Saved entries
------------------------------------------------------------------------

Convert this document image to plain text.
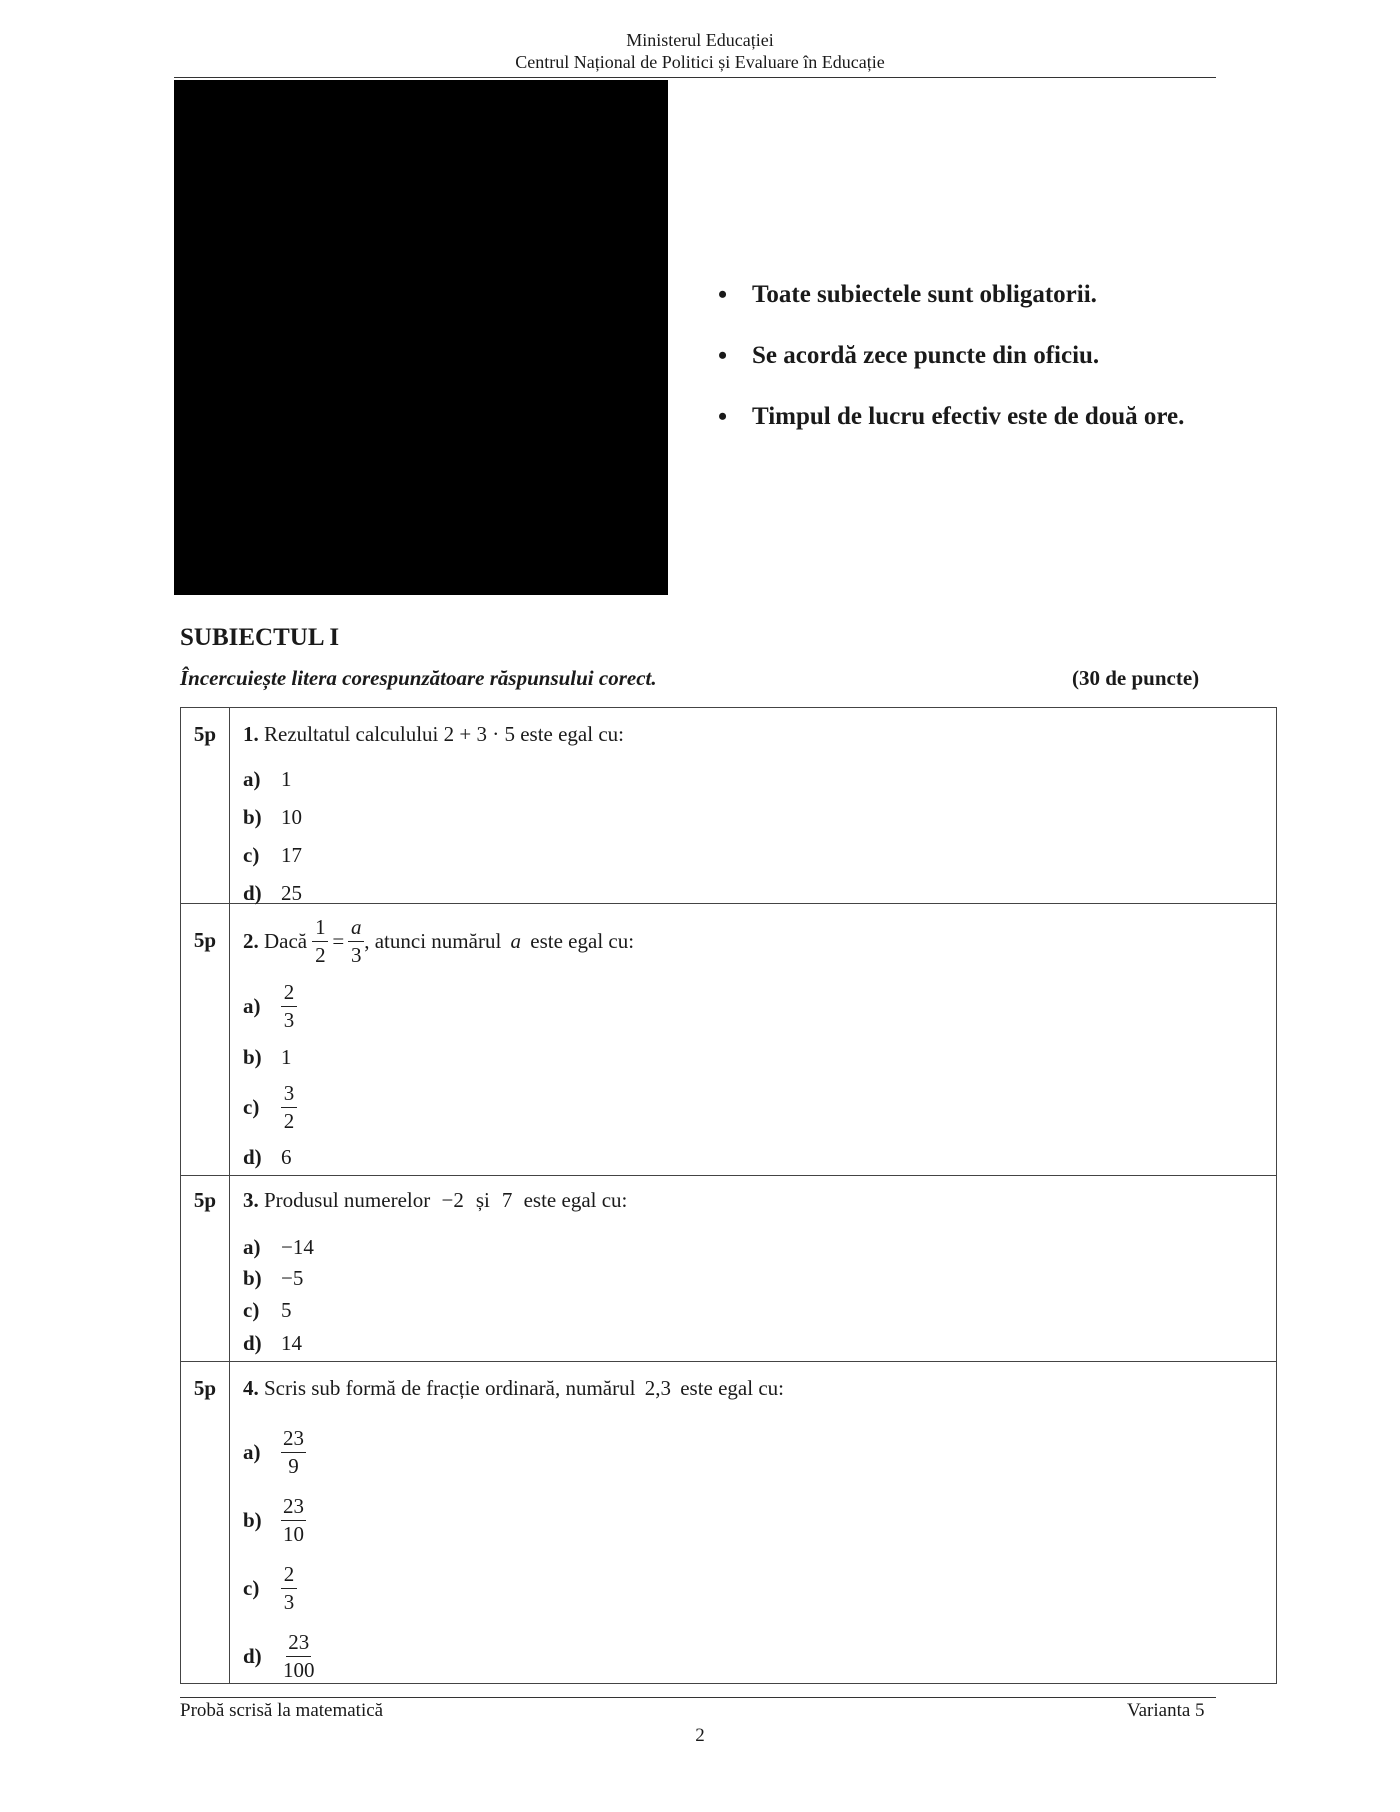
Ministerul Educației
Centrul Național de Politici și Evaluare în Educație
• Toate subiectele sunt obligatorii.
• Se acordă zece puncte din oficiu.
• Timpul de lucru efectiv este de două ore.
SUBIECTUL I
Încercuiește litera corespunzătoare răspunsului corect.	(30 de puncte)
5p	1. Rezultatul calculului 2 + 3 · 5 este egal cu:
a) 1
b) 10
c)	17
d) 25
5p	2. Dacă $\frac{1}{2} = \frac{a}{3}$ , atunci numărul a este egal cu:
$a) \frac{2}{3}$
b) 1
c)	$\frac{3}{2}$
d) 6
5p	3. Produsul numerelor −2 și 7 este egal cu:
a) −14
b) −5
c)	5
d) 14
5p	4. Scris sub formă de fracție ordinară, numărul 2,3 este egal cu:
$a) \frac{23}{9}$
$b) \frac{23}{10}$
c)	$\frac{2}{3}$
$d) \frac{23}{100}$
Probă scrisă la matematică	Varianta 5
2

------------------------------------------------------------------------

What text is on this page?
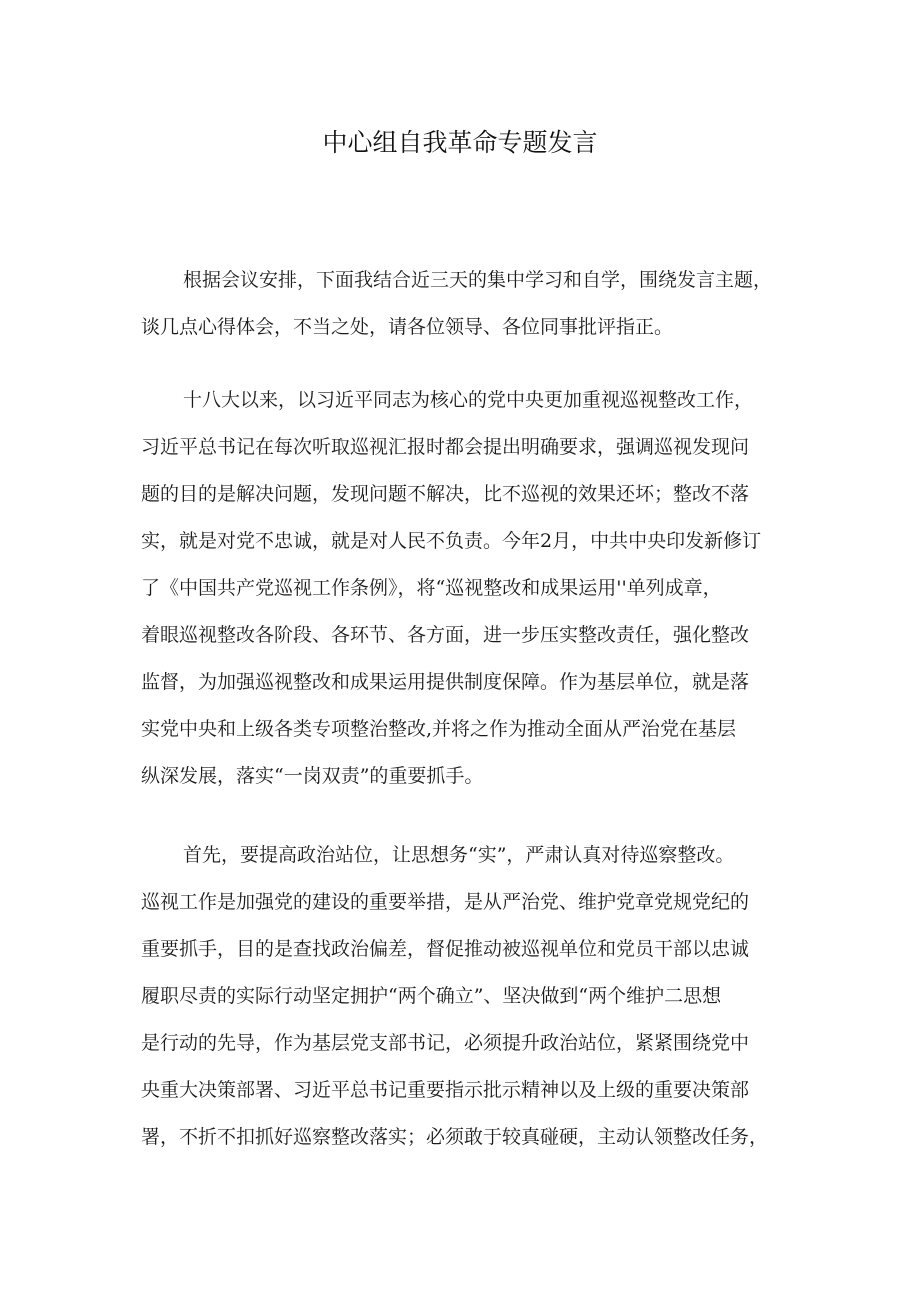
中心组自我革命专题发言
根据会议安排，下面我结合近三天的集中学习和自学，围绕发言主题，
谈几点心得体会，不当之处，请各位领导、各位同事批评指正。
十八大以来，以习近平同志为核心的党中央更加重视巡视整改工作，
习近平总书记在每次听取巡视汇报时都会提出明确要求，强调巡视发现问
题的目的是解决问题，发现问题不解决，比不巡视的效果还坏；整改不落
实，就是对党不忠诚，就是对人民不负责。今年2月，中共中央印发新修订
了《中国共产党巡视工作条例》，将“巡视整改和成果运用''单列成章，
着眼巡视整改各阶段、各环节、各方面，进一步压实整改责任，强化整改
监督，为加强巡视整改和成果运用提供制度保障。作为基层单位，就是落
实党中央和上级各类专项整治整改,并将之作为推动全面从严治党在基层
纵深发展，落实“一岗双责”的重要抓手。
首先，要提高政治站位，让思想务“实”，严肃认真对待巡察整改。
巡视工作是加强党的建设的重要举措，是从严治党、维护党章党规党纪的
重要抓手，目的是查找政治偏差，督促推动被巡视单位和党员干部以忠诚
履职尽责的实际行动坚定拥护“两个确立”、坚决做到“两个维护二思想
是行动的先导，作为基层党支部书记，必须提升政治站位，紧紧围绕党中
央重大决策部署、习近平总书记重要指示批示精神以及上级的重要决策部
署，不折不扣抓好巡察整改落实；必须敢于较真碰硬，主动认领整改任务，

------------------------------------------------------------------------

▶ Exercise requirements
Of the lines in the records, how many contain the word "egal"? Answer with the number and nothing else.

▶ Answer to the exercise
4